*Set exercise*.
From the entries below, count every line that contains the word "this". Please give the number and nothing else.

*Data records*.

━━━━

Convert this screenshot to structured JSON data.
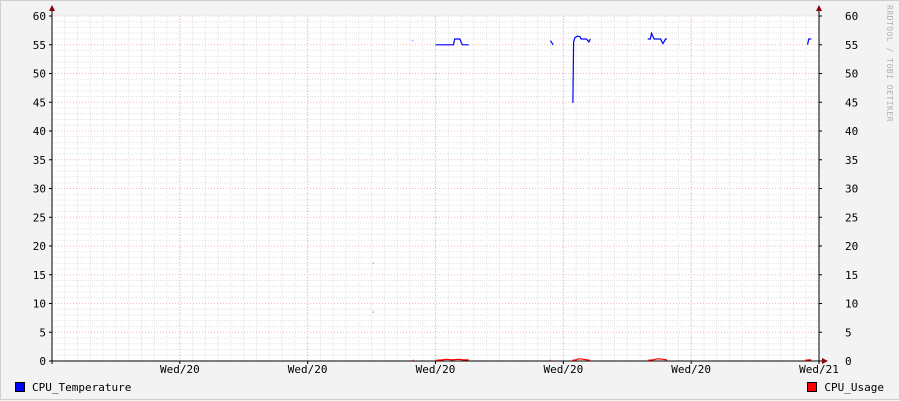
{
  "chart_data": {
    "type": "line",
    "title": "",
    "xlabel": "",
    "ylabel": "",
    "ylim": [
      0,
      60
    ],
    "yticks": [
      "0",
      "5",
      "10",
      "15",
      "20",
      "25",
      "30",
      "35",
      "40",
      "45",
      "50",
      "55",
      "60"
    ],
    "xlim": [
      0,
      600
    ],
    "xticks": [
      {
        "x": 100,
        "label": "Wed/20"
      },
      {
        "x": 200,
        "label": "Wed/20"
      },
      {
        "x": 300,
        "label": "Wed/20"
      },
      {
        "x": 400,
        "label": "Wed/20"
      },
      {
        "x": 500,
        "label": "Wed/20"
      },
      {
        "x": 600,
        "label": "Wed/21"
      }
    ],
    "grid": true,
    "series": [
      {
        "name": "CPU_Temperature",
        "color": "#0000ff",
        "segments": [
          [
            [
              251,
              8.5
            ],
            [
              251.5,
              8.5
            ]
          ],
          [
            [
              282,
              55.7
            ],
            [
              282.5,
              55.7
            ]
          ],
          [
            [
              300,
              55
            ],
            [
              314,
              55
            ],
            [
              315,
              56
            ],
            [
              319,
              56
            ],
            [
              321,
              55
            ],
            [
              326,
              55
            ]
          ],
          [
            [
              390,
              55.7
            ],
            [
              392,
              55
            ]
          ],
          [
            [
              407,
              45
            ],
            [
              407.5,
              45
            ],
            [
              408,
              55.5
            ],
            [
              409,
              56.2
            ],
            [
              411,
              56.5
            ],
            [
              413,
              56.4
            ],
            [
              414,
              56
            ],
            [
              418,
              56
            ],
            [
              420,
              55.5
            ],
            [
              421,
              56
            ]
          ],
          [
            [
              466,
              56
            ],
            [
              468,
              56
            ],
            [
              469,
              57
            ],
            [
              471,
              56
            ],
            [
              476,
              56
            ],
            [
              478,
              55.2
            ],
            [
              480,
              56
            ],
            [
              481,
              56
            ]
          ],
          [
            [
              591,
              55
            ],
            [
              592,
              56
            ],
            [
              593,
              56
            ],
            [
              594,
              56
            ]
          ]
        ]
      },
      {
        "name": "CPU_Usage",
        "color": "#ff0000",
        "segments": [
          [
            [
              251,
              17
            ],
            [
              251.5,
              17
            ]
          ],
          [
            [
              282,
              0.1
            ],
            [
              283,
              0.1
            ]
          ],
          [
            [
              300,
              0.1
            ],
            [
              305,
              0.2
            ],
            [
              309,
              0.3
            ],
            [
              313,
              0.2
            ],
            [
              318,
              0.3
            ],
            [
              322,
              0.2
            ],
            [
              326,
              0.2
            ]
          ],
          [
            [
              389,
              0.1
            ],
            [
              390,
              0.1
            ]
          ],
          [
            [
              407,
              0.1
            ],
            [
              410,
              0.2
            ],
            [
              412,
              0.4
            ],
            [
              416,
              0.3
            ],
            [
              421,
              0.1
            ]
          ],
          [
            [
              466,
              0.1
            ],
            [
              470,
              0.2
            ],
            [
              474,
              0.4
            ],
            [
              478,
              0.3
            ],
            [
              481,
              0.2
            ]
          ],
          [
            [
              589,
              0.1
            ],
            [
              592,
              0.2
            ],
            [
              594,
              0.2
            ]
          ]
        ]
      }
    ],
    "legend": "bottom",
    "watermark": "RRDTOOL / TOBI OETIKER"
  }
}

━━━━

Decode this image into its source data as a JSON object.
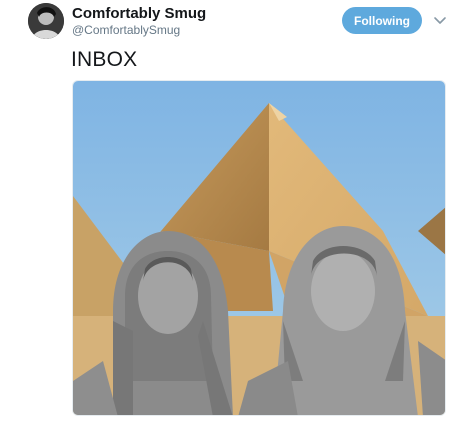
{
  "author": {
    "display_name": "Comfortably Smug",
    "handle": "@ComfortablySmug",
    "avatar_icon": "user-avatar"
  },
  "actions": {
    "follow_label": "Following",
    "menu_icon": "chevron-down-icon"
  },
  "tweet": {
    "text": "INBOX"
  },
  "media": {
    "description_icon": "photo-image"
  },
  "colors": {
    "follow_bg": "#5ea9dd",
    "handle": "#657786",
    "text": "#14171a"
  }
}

━━━━

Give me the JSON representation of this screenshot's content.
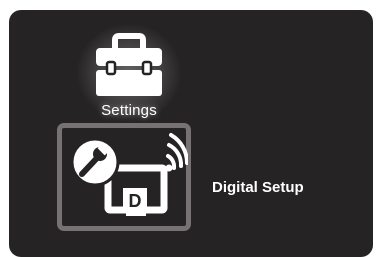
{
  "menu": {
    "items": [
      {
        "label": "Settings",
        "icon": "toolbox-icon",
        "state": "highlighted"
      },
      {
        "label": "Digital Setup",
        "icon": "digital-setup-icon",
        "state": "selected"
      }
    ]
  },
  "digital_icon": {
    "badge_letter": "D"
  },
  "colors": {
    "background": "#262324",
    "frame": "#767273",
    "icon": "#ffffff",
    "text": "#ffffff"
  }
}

━━━━

*Task answer*.
3